* **SUPPLIED ENTRIES**:
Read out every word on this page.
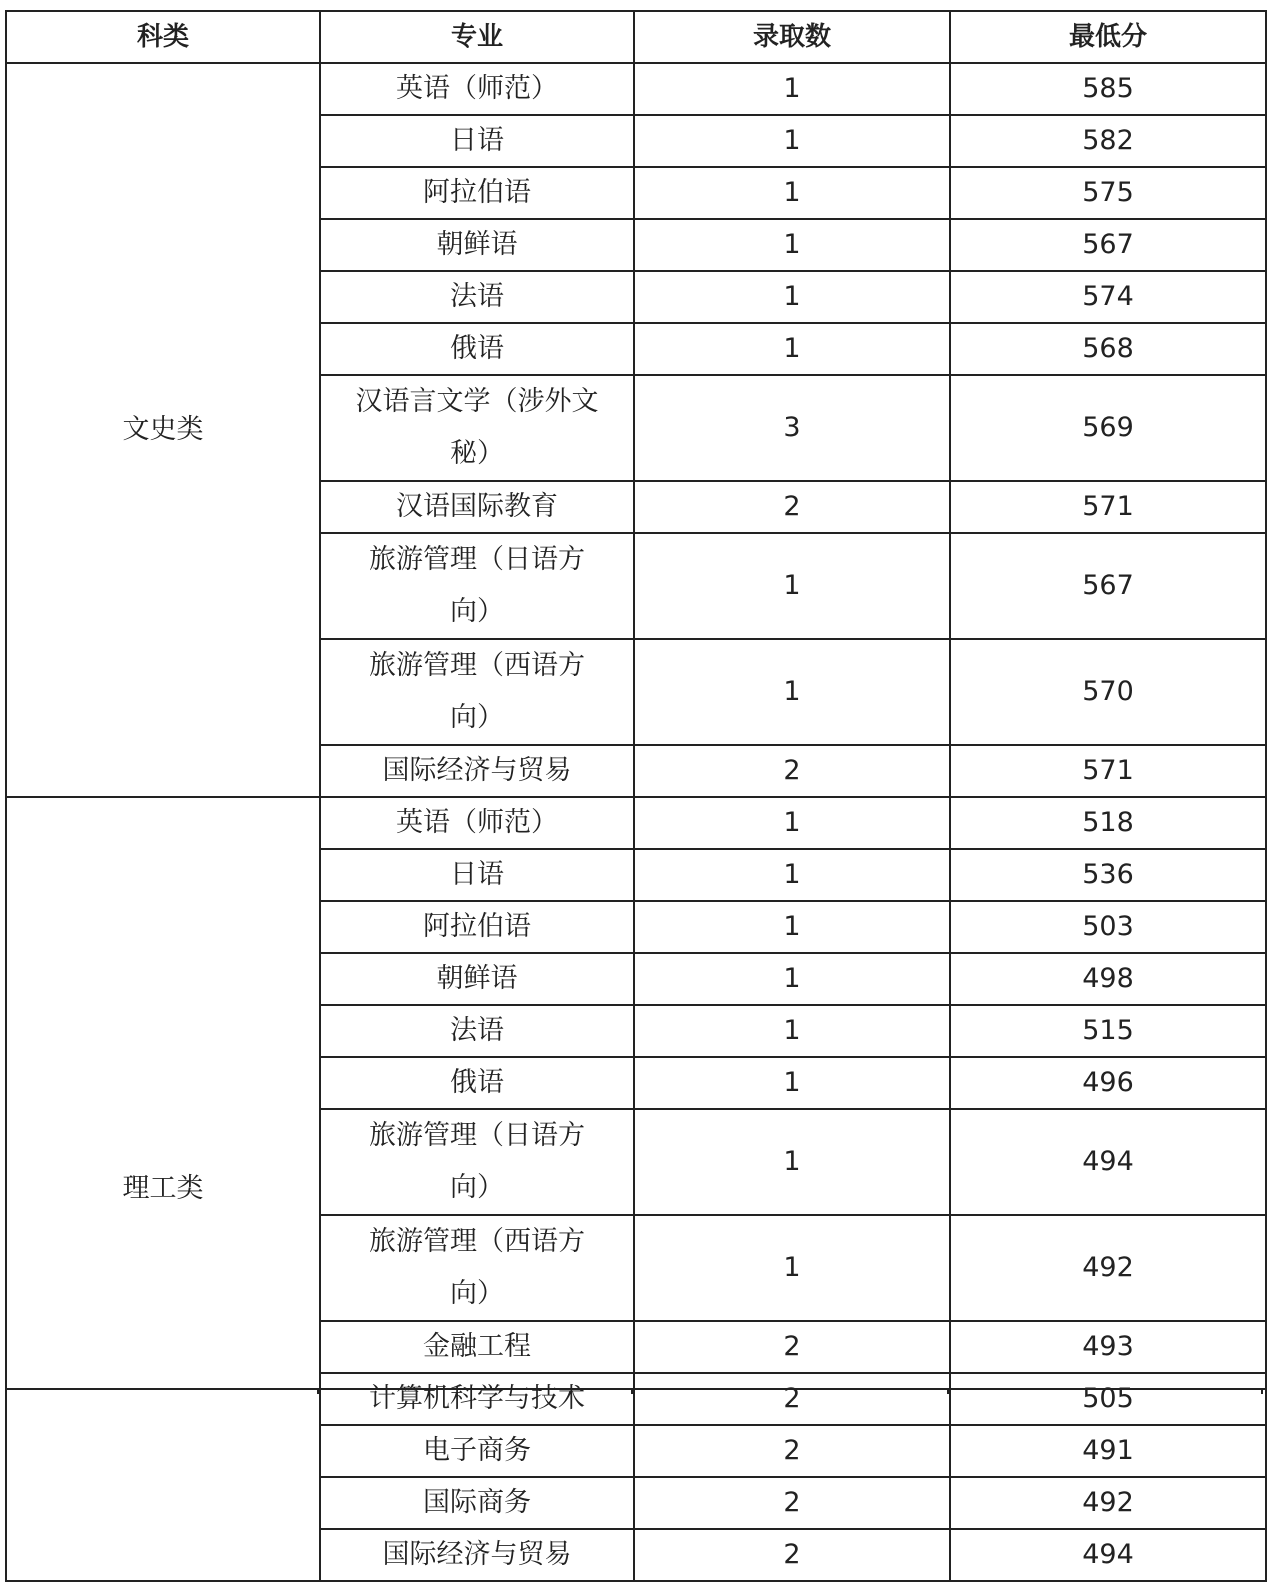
科类	专业	录取数	最低分
文史类	英语（师范）	1	585
	日语	1	582
	阿拉伯语	1	575
	朝鲜语	1	567
	法语	1	574
	俄语	1	568
	汉语言文学（涉外文秘）	3	569
	汉语国际教育	2	571
	旅游管理（日语方向）	1	567
	旅游管理（西语方向）	1	570
	国际经济与贸易	2	571
理工类	英语（师范）	1	518
	日语	1	536
	阿拉伯语	1	503
	朝鲜语	1	498
	法语	1	515
	俄语	1	496
	旅游管理（日语方向）	1	494
	旅游管理（西语方向）	1	492
	金融工程	2	493
	计算机科学与技术	2	505
	电子商务	2	491
	国际商务	2	492
	国际经济与贸易	2	494
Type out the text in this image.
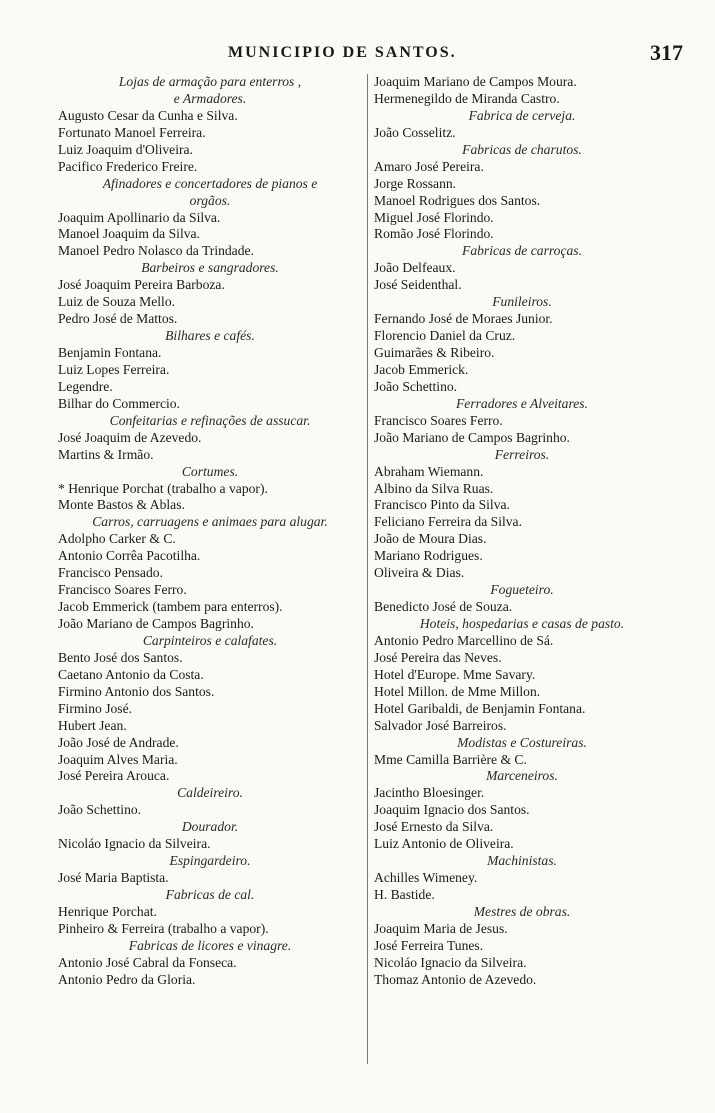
MUNICIPIO DE SANTOS.	317
Lojas de armação para enterros ,
e Armadores.
Augusto Cesar da Cunha e Silva.
Fortunato Manoel Ferreira.
Luiz Joaquim d'Oliveira.
Pacifico Frederico Freire.
Afinadores e concertadores de pianos e
orgãos.
Joaquim Apollinario da Silva.
Manoel Joaquim da Silva.
Manoel Pedro Nolasco da Trindade.
Barbeiros e sangradores.
José Joaquim Pereira Barboza.
Luiz de Souza Mello.
Pedro José de Mattos.
Bilhares e cafés.
Benjamin Fontana.
Luiz Lopes Ferreira.
Legendre.
Bilhar do Commercio.
Confeitarias e refinações de assucar.
José Joaquim de Azevedo.
Martins & Irmão.
Cortumes.
* Henrique Porchat (trabalho a vapor).
Monte Bastos & Ablas.
Carros, carruagens e animaes para alugar.
Adolpho Carker & C.
Antonio Corrêa Pacotilha.
Francisco Pensado.
Francisco Soares Ferro.
Jacob Emmerick (tambem para enterros).
João Mariano de Campos Bagrinho.
Carpinteiros e calafates.
Bento José dos Santos.
Caetano Antonio da Costa.
Firmino Antonio dos Santos.
Firmino José.
Hubert Jean.
João José de Andrade.
Joaquim Alves Maria.
José Pereira Arouca.
Caldeireiro.
João Schettino.
Dourador.
Nicoláo Ignacio da Silveira.
Espingardeiro.
José Maria Baptista.
Fabricas de cal.
Henrique Porchat.
Pinheiro & Ferreira (trabalho a vapor).
Fabricas de licores e vinagre.
Antonio José Cabral da Fonseca.
Antonio Pedro da Gloria.
Joaquim Mariano de Campos Moura.
Hermenegildo de Miranda Castro.
Fabrica de cerveja.
João Cosselitz.
Fabricas de charutos.
Amaro José Pereira.
Jorge Rossann.
Manoel Rodrigues dos Santos.
Miguel José Florindo.
Romão José Florindo.
Fabricas de carroças.
João Delfeaux.
José Seidenthal.
Funileiros.
Fernando José de Moraes Junior.
Florencio Daniel da Cruz.
Guimarães & Ribeiro.
Jacob Emmerick.
João Schettino.
Ferradores e Alveitares.
Francisco Soares Ferro.
João Mariano de Campos Bagrinho.
Ferreiros.
Abraham Wiemann.
Albino da Silva Ruas.
Francisco Pinto da Silva.
Feliciano Ferreira da Silva.
João de Moura Dias.
Mariano Rodrigues.
Oliveira & Dias.
Fogueteiro.
Benedicto José de Souza.
Hoteis, hospedarias e casas de pasto.
Antonio Pedro Marcellino de Sá.
José Pereira das Neves.
Hotel d'Europe. Mme Savary.
Hotel Millon. de Mme Millon.
Hotel Garibaldi, de Benjamin Fontana.
Salvador José Barreiros.
Modistas e Costureiras.
Mme Camilla Barrière & C.
Marceneiros.
Jacintho Bloesinger.
Joaquim Ignacio dos Santos.
José Ernesto da Silva.
Luiz Antonio de Oliveira.
Machinistas.
Achilles Wimeney.
H. Bastide.
Mestres de obras.
Joaquim Maria de Jesus.
José Ferreira Tunes.
Nicoláo Ignacio da Silveira.
Thomaz Antonio de Azevedo.
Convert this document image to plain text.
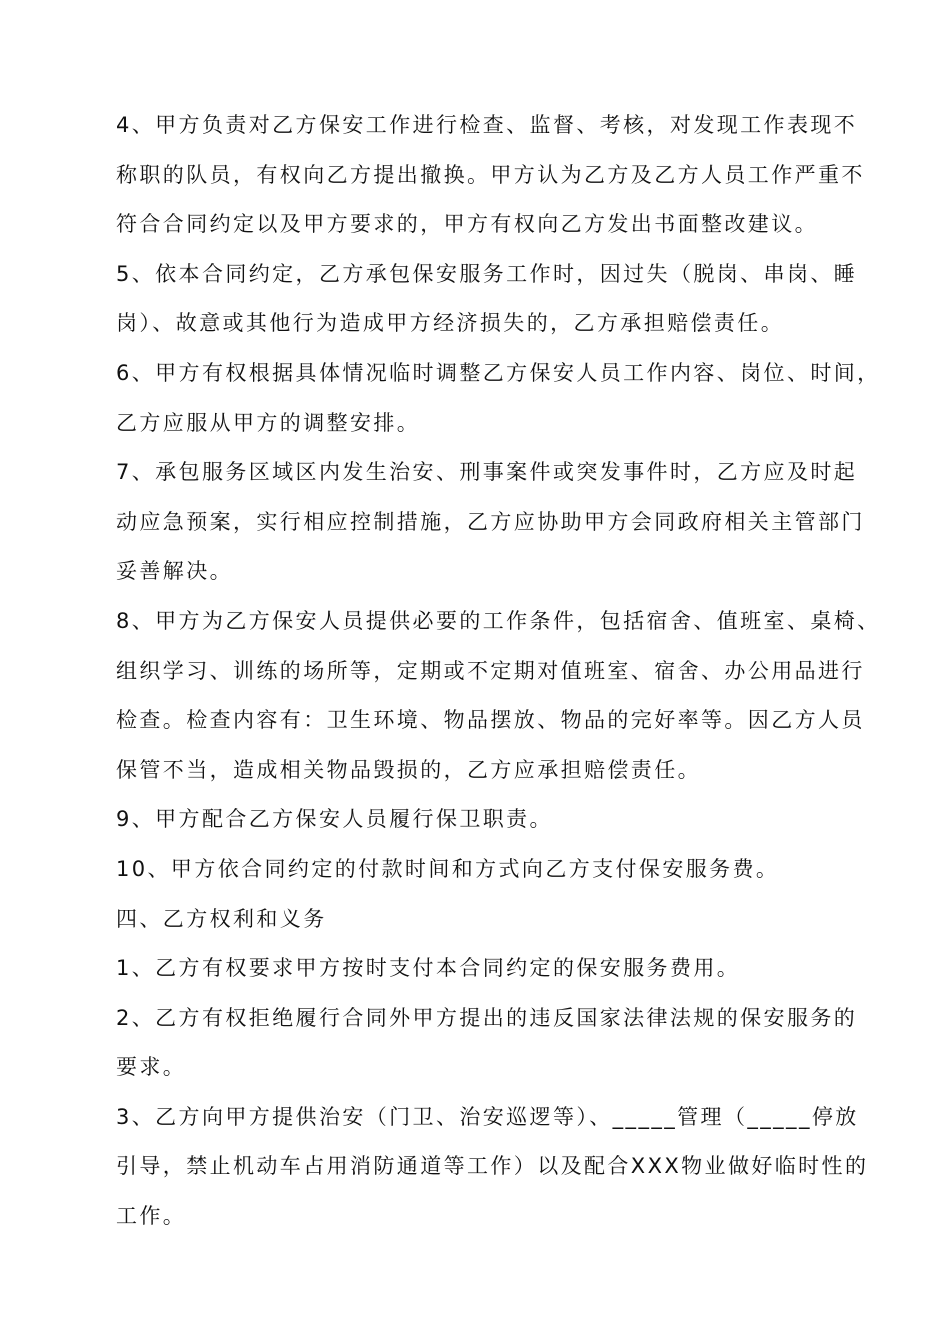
4、甲方负责对乙方保安工作进行检查、监督、考核，对发现工作表现不
称职的队员，有权向乙方提出撤换。甲方认为乙方及乙方人员工作严重不
符合合同约定以及甲方要求的，甲方有权向乙方发出书面整改建议。
5、依本合同约定，乙方承包保安服务工作时，因过失（脱岗、串岗、睡
岗）、故意或其他行为造成甲方经济损失的，乙方承担赔偿责任。
6、甲方有权根据具体情况临时调整乙方保安人员工作内容、岗位、时间，
乙方应服从甲方的调整安排。
7、承包服务区域区内发生治安、刑事案件或突发事件时，乙方应及时起
动应急预案，实行相应控制措施，乙方应协助甲方会同政府相关主管部门
妥善解决。
8、甲方为乙方保安人员提供必要的工作条件，包括宿舍、值班室、桌椅、
组织学习、训练的场所等，定期或不定期对值班室、宿舍、办公用品进行
检查。检查内容有：卫生环境、物品摆放、物品的完好率等。因乙方人员
保管不当，造成相关物品毁损的，乙方应承担赔偿责任。
9、甲方配合乙方保安人员履行保卫职责。
10、甲方依合同约定的付款时间和方式向乙方支付保安服务费。
四、乙方权利和义务
1、乙方有权要求甲方按时支付本合同约定的保安服务费用。
2、乙方有权拒绝履行合同外甲方提出的违反国家法律法规的保安服务的
要求。
3、乙方向甲方提供治安（门卫、治安巡逻等）、_____管理（_____停放
引导，禁止机动车占用消防通道等工作）以及配合XXX物业做好临时性的
工作。
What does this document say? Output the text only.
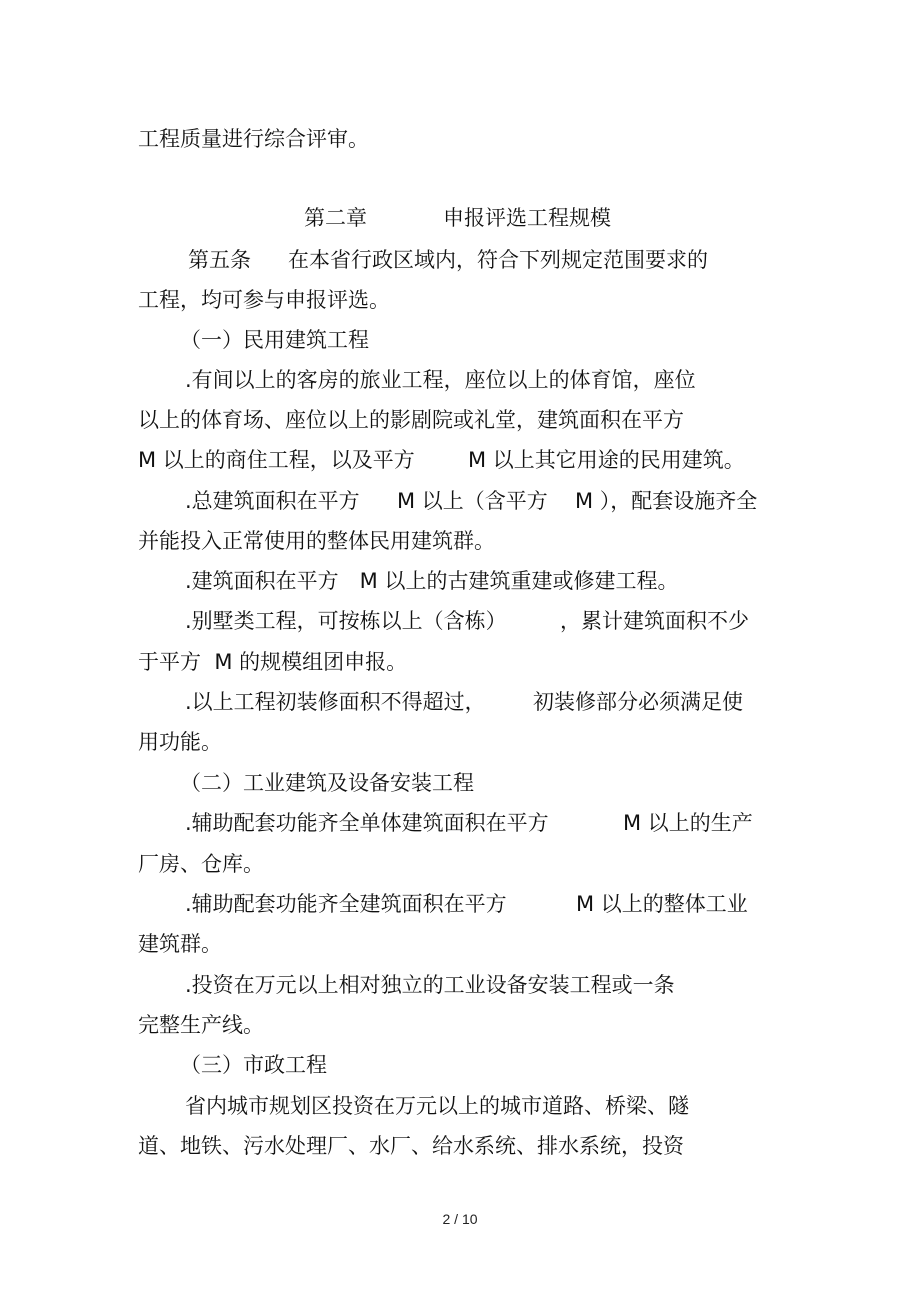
工程质量进行综合评审。
第二章	申报评选工程规模
第五条 在本省行政区域内，符合下列规定范围要求的
工程，均可参与申报评选。
（一）民用建筑工程
.有间以上的客房的旅业工程，座位以上的体育馆，座位
以上的体育场、座位以上的影剧院或礼堂，建筑面积在平方
M 以上的商住工程，以及平方	M 以上其它用途的民用建筑。
.总建筑面积在平方 M 以上（含平方 M ），配套设施齐全
并能投入正常使用的整体民用建筑群。
.建筑面积在平方　M 以上的古建筑重建或修建工程。
.别墅类工程，可按栋以上（含栋）	，累计建筑面积不少
于平方  M 的规模组团申报。
.以上工程初装修面积不得超过， 初装修部分必须满足使
用功能。
（二）工业建筑及设备安装工程
.辅助配套功能齐全单体建筑面积在平方	M 以上的生产
厂房、仓库。
.辅助配套功能齐全建筑面积在平方	M 以上的整体工业
建筑群。
.投资在万元以上相对独立的工业设备安装工程或一条
完整生产线。
（三）市政工程
省内城市规划区投资在万元以上的城市道路、桥梁、隧
道、地铁、污水处理厂、水厂、给水系统、排水系统，投资
2 / 10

* **THE PROBLEM**: Quote each record exactly as it stands, minus the pictures.

* **RESULT OF THE EXERCISE**:
Read out every word on this page.
科类	专业	录取数	最低分
文史类	英语（师范）	1	585
	日语	1	582
	阿拉伯语	1	575
	朝鲜语	1	567
	法语	1	574
	俄语	1	568
	汉语言文学（涉外文秘）	3	569
	汉语国际教育	2	571
	旅游管理（日语方向）	1	567
	旅游管理（西语方向）	1	570
	国际经济与贸易	2	571
理工类	英语（师范）	1	518
	日语	1	536
	阿拉伯语	1	503
	朝鲜语	1	498
	法语	1	515
	俄语	1	496
	旅游管理（日语方向）	1	494
	旅游管理（西语方向）	1	492
	金融工程	2	493
	计算机科学与技术	2	505
	电子商务	2	491
	国际商务	2	492
	国际经济与贸易	2	494
Type out the text in this image.
MUNICIPIO DE SANTOS.	317
Lojas de armação para enterros ,
e Armadores.
Augusto Cesar da Cunha e Silva.
Fortunato Manoel Ferreira.
Luiz Joaquim d'Oliveira.
Pacifico Frederico Freire.
Afinadores e concertadores de pianos e
orgãos.
Joaquim Apollinario da Silva.
Manoel Joaquim da Silva.
Manoel Pedro Nolasco da Trindade.
Barbeiros e sangradores.
José Joaquim Pereira Barboza.
Luiz de Souza Mello.
Pedro José de Mattos.
Bilhares e cafés.
Benjamin Fontana.
Luiz Lopes Ferreira.
Legendre.
Bilhar do Commercio.
Confeitarias e refinações de assucar.
José Joaquim de Azevedo.
Martins & Irmão.
Cortumes.
* Henrique Porchat (trabalho a vapor).
Monte Bastos & Ablas.
Carros, carruagens e animaes para alugar.
Adolpho Carker & C.
Antonio Corrêa Pacotilha.
Francisco Pensado.
Francisco Soares Ferro.
Jacob Emmerick (tambem para enterros).
João Mariano de Campos Bagrinho.
Carpinteiros e calafates.
Bento José dos Santos.
Caetano Antonio da Costa.
Firmino Antonio dos Santos.
Firmino José.
Hubert Jean.
João José de Andrade.
Joaquim Alves Maria.
José Pereira Arouca.
Caldeireiro.
João Schettino.
Dourador.
Nicoláo Ignacio da Silveira.
Espingardeiro.
José Maria Baptista.
Fabricas de cal.
Henrique Porchat.
Pinheiro & Ferreira (trabalho a vapor).
Fabricas de licores e vinagre.
Antonio José Cabral da Fonseca.
Antonio Pedro da Gloria.
Joaquim Mariano de Campos Moura.
Hermenegildo de Miranda Castro.
Fabrica de cerveja.
João Cosselitz.
Fabricas de charutos.
Amaro José Pereira.
Jorge Rossann.
Manoel Rodrigues dos Santos.
Miguel José Florindo.
Romão José Florindo.
Fabricas de carroças.
João Delfeaux.
José Seidenthal.
Funileiros.
Fernando José de Moraes Junior.
Florencio Daniel da Cruz.
Guimarães & Ribeiro.
Jacob Emmerick.
João Schettino.
Ferradores e Alveitares.
Francisco Soares Ferro.
João Mariano de Campos Bagrinho.
Ferreiros.
Abraham Wiemann.
Albino da Silva Ruas.
Francisco Pinto da Silva.
Feliciano Ferreira da Silva.
João de Moura Dias.
Mariano Rodrigues.
Oliveira & Dias.
Fogueteiro.
Benedicto José de Souza.
Hoteis, hospedarias e casas de pasto.
Antonio Pedro Marcellino de Sá.
José Pereira das Neves.
Hotel d'Europe. Mme Savary.
Hotel Millon. de Mme Millon.
Hotel Garibaldi, de Benjamin Fontana.
Salvador José Barreiros.
Modistas e Costureiras.
Mme Camilla Barrière & C.
Marceneiros.
Jacintho Bloesinger.
Joaquim Ignacio dos Santos.
José Ernesto da Silva.
Luiz Antonio de Oliveira.
Machinistas.
Achilles Wimeney.
H. Bastide.
Mestres de obras.
Joaquim Maria de Jesus.
José Ferreira Tunes.
Nicoláo Ignacio da Silveira.
Thomaz Antonio de Azevedo.
Convert this document image to plain text.
4、甲方负责对乙方保安工作进行检查、监督、考核，对发现工作表现不
称职的队员，有权向乙方提出撤换。甲方认为乙方及乙方人员工作严重不
符合合同约定以及甲方要求的，甲方有权向乙方发出书面整改建议。
5、依本合同约定，乙方承包保安服务工作时，因过失（脱岗、串岗、睡
岗）、故意或其他行为造成甲方经济损失的，乙方承担赔偿责任。
6、甲方有权根据具体情况临时调整乙方保安人员工作内容、岗位、时间，
乙方应服从甲方的调整安排。
7、承包服务区域区内发生治安、刑事案件或突发事件时，乙方应及时起
动应急预案，实行相应控制措施，乙方应协助甲方会同政府相关主管部门
妥善解决。
8、甲方为乙方保安人员提供必要的工作条件，包括宿舍、值班室、桌椅、
组织学习、训练的场所等，定期或不定期对值班室、宿舍、办公用品进行
检查。检查内容有：卫生环境、物品摆放、物品的完好率等。因乙方人员
保管不当，造成相关物品毁损的，乙方应承担赔偿责任。
9、甲方配合乙方保安人员履行保卫职责。
10、甲方依合同约定的付款时间和方式向乙方支付保安服务费。
四、乙方权利和义务
1、乙方有权要求甲方按时支付本合同约定的保安服务费用。
2、乙方有权拒绝履行合同外甲方提出的违反国家法律法规的保安服务的
要求。
3、乙方向甲方提供治安（门卫、治安巡逻等）、_____管理（_____停放
引导，禁止机动车占用消防通道等工作）以及配合XXX物业做好临时性的
工作。
What does this document say? Output the text only.
工程质量进行综合评审。
第二章	申报评选工程规模
第五条 在本省行政区域内，符合下列规定范围要求的
工程，均可参与申报评选。
（一）民用建筑工程
.有间以上的客房的旅业工程，座位以上的体育馆，座位
以上的体育场、座位以上的影剧院或礼堂，建筑面积在平方
M 以上的商住工程，以及平方	M 以上其它用途的民用建筑。
.总建筑面积在平方 M 以上（含平方 M ），配套设施齐全
并能投入正常使用的整体民用建筑群。
.建筑面积在平方　M 以上的古建筑重建或修建工程。
.别墅类工程，可按栋以上（含栋）	，累计建筑面积不少
于平方  M 的规模组团申报。
.以上工程初装修面积不得超过， 初装修部分必须满足使
用功能。
（二）工业建筑及设备安装工程
.辅助配套功能齐全单体建筑面积在平方	M 以上的生产
厂房、仓库。
.辅助配套功能齐全建筑面积在平方	M 以上的整体工业
建筑群。
.投资在万元以上相对独立的工业设备安装工程或一条
完整生产线。
（三）市政工程
省内城市规划区投资在万元以上的城市道路、桥梁、隧
道、地铁、污水处理厂、水厂、给水系统、排水系统，投资
2 / 10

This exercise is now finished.